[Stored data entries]
((

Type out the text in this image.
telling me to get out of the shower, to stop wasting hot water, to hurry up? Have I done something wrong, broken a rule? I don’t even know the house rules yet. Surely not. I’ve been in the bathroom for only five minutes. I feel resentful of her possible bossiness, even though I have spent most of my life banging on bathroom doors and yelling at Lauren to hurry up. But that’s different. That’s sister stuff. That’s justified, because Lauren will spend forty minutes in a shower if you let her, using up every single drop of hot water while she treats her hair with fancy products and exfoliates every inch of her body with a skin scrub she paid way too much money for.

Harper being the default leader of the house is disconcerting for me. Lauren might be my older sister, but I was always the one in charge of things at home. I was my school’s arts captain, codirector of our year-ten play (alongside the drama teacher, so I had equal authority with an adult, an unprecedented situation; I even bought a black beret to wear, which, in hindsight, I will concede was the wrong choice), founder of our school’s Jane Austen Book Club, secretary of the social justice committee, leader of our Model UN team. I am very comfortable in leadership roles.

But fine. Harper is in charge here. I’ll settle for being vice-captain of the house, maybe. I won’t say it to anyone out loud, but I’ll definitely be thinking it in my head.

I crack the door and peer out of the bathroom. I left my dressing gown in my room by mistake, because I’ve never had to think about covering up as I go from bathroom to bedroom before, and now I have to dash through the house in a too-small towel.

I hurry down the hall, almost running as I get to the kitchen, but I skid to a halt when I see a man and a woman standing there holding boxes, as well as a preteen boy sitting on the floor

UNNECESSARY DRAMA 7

))

* PROBLEM DESCRIPTION: Pull out each line of the records holding the string "have".

* ANSWER TO THE TASK:
telling me to get out of the shower, to stop wasting hot water, to hurry up? Have I done something wrong, broken a rule? I don’t even know the house rules yet. Surely not. I’ve been in the bathroom for only five minutes. I feel resentful of her possible bossiness, even though I have spent most of my life banging on bathroom doors and yelling at Lauren to hurry up. But that’s different. That’s sister stuff. That’s justified, because Lauren will spend forty minutes in a shower if you let her, using up every single drop of hot water while she treats her hair with fancy products and exfoliates every inch of her body with a skin scrub she paid way too much money for.
I crack the door and peer out of the bathroom. I left my dressing gown in my room by mistake, because I’ve never had to think about covering up as I go from bathroom to bedroom before, and now I have to dash through the house in a too-small towel.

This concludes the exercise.